(Dataset rows)
╔══
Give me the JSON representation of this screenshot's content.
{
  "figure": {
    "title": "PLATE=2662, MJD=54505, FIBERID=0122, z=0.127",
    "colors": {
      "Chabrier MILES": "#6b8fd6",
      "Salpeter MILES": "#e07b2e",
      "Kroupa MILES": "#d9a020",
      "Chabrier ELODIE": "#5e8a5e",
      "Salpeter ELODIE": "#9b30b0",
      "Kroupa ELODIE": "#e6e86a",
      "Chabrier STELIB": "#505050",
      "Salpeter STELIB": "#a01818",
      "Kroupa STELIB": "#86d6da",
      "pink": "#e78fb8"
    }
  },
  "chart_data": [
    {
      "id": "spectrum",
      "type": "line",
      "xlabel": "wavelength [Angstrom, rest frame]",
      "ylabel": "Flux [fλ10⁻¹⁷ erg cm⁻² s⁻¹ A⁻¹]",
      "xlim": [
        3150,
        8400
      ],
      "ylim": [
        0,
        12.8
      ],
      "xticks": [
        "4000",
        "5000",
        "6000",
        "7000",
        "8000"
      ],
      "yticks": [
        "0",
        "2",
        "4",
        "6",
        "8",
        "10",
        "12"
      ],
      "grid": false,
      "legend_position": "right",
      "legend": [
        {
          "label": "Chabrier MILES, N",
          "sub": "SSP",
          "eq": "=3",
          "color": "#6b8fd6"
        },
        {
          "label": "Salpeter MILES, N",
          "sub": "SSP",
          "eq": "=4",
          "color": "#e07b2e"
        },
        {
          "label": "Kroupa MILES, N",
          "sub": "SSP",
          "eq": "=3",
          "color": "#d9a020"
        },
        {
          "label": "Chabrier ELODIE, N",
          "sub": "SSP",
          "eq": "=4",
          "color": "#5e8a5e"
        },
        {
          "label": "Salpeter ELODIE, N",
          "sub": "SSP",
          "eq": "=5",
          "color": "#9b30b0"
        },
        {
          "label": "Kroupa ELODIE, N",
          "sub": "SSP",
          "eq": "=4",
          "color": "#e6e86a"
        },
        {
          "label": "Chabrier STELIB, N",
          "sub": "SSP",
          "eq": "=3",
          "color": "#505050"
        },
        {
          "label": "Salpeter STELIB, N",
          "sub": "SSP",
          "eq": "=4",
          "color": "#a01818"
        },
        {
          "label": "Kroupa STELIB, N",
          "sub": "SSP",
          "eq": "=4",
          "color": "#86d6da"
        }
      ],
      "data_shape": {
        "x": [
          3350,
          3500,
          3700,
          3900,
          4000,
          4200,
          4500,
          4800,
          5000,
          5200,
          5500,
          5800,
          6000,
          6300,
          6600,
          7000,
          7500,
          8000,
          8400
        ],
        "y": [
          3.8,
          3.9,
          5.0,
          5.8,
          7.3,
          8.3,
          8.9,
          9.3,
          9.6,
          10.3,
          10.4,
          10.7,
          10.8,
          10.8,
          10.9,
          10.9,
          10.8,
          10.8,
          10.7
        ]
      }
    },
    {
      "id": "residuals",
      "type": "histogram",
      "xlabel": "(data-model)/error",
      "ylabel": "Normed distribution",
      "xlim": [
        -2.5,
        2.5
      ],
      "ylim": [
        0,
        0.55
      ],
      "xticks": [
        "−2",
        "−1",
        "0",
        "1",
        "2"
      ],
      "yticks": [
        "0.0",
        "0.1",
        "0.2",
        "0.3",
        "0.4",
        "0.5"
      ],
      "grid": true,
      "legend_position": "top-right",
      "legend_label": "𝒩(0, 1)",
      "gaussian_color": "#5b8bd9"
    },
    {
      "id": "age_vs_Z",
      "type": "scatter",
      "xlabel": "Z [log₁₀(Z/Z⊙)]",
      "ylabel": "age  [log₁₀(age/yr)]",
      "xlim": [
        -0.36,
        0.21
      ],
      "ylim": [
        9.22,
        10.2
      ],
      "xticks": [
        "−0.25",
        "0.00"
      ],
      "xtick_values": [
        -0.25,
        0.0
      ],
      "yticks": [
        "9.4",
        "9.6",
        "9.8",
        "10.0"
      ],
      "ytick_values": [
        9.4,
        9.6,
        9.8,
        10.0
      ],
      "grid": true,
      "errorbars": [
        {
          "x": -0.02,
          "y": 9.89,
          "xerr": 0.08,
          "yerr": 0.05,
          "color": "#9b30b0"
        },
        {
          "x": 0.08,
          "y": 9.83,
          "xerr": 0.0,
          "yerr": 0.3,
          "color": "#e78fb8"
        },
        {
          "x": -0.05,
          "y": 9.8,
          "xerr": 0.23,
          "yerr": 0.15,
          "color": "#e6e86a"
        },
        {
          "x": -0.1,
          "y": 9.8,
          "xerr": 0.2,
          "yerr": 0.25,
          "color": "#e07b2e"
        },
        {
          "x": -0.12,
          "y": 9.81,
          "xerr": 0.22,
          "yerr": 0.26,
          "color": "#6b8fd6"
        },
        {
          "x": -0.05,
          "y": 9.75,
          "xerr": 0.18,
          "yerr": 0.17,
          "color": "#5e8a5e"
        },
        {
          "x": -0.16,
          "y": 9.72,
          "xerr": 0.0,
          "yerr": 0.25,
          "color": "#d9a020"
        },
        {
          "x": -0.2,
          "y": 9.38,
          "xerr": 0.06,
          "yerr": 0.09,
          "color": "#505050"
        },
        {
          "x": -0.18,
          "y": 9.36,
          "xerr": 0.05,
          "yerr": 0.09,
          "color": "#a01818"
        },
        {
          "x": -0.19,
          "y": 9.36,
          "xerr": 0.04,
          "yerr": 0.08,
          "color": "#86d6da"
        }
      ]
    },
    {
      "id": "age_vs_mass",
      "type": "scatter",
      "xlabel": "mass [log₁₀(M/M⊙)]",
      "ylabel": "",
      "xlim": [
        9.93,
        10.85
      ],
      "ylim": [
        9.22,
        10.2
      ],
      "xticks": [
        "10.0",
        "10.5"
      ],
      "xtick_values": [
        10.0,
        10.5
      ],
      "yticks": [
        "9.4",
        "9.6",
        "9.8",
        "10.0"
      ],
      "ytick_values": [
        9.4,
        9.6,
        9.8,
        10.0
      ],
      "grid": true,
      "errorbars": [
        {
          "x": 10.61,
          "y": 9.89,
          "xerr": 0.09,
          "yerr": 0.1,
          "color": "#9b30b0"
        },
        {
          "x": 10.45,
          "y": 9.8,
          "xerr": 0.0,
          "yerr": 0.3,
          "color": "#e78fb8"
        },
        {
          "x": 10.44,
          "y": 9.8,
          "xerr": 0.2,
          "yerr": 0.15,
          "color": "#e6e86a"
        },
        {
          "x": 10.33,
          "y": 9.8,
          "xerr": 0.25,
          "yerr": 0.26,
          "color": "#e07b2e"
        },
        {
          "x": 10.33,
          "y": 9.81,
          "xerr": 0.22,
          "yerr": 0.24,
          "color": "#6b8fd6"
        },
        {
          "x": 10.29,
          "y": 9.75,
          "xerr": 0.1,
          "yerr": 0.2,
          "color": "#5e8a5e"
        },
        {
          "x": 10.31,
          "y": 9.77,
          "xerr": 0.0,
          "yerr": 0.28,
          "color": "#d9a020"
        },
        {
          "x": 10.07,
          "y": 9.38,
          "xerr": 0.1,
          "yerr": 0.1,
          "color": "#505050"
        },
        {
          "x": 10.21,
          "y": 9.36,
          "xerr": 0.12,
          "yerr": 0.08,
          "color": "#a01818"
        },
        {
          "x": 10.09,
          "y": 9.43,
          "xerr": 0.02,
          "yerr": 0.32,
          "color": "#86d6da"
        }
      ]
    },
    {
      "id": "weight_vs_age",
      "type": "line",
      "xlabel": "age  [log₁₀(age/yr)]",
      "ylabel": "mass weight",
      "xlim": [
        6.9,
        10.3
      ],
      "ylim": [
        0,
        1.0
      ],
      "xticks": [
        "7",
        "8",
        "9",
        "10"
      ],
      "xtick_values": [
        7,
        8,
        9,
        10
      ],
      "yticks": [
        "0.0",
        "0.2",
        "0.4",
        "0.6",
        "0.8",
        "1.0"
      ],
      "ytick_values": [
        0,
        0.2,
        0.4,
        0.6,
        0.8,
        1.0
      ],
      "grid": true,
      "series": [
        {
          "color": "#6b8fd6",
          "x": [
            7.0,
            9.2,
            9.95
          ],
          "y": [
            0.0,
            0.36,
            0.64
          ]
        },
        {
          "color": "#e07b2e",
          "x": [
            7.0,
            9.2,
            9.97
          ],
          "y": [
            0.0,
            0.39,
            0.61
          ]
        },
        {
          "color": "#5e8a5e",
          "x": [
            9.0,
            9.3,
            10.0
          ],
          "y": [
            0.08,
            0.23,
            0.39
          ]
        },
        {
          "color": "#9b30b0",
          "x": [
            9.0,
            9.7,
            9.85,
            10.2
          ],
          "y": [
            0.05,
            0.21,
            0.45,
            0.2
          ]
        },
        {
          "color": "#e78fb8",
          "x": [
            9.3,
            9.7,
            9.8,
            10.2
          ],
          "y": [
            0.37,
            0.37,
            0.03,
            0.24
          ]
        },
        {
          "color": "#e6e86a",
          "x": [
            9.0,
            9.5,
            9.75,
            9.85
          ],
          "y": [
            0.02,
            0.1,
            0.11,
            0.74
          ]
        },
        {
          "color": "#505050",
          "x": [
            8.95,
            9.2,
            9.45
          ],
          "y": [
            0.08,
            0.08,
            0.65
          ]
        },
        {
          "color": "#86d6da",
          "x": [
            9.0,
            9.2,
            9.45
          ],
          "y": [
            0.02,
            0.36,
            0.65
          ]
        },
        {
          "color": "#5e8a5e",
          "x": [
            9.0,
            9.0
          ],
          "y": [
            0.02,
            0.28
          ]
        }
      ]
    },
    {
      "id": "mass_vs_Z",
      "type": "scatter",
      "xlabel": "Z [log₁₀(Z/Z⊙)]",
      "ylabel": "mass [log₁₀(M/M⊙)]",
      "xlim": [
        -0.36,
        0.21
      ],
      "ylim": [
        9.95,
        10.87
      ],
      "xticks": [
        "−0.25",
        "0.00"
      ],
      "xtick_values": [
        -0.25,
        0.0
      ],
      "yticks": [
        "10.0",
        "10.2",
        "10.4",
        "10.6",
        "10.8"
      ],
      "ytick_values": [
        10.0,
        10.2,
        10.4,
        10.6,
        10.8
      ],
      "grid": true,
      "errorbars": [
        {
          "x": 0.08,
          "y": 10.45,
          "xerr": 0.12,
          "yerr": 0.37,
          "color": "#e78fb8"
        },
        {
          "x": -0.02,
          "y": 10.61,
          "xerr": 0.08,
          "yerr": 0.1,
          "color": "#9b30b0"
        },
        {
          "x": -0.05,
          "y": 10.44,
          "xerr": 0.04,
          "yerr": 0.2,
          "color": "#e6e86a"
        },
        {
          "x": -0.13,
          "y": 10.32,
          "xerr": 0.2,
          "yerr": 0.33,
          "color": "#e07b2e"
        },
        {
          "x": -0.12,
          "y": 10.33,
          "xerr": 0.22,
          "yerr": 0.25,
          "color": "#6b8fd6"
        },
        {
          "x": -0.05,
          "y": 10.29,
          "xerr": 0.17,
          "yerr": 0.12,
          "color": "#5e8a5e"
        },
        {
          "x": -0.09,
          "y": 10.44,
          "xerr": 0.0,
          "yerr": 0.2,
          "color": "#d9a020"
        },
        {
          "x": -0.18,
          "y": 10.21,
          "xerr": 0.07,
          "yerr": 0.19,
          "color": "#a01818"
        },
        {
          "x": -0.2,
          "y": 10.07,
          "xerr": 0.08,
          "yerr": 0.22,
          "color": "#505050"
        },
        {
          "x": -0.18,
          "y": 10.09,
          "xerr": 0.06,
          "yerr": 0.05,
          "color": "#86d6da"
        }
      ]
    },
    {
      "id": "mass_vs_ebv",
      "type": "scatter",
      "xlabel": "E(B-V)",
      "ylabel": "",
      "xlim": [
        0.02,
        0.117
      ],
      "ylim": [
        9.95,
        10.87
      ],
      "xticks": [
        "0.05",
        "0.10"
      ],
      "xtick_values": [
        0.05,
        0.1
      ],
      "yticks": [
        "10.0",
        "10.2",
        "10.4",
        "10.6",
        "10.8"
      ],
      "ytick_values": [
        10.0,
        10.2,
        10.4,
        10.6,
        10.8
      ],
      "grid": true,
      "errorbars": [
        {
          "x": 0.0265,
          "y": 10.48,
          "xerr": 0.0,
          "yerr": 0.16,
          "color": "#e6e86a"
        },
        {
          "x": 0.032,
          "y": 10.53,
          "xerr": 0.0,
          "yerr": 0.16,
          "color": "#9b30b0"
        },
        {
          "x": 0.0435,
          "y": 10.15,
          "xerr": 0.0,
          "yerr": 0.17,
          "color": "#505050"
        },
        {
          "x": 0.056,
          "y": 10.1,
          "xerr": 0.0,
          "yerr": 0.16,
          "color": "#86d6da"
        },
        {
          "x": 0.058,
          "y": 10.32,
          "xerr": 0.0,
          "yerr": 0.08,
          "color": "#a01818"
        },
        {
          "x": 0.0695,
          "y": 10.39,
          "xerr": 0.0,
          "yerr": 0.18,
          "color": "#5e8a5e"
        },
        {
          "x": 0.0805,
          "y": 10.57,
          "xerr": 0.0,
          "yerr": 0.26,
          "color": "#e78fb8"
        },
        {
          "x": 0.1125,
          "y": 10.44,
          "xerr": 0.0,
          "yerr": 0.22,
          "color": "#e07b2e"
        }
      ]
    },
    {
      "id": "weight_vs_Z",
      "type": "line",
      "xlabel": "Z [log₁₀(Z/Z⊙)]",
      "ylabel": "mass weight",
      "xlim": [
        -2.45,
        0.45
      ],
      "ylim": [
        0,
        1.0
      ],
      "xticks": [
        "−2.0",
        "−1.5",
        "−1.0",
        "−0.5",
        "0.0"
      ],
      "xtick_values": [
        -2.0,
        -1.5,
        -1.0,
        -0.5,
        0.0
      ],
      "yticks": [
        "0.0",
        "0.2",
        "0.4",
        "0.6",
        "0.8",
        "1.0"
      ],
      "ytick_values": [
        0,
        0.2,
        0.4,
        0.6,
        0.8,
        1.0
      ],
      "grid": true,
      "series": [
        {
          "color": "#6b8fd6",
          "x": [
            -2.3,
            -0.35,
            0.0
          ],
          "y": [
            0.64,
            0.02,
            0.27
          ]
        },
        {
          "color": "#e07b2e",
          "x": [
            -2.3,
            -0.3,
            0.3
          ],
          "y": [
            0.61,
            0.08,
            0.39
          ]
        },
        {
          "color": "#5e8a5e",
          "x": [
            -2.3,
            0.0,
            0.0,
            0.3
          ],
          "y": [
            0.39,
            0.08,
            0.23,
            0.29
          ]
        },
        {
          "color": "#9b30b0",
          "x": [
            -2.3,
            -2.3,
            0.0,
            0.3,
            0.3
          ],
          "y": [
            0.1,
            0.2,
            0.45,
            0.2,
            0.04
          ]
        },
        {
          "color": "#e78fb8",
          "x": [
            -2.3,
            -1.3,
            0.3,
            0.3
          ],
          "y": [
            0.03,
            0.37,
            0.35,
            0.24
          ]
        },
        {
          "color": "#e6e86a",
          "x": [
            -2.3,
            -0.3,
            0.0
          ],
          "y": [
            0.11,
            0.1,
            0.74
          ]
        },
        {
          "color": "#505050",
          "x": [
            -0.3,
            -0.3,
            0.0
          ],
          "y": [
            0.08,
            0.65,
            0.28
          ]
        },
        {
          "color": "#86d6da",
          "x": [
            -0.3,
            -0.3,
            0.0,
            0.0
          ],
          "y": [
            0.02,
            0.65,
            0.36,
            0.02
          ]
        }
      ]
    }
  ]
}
╚══
Copy every line in the entries above that has the string "Chabrier" in it.

- Solution to this task
      "Chabrier MILES": "#6b8fd6",
      "Chabrier ELODIE": "#5e8a5e",
      "Chabrier STELIB": "#505050",
          "label": "Chabrier MILES, N",
          "label": "Chabrier ELODIE, N",
          "label": "Chabrier STELIB, N",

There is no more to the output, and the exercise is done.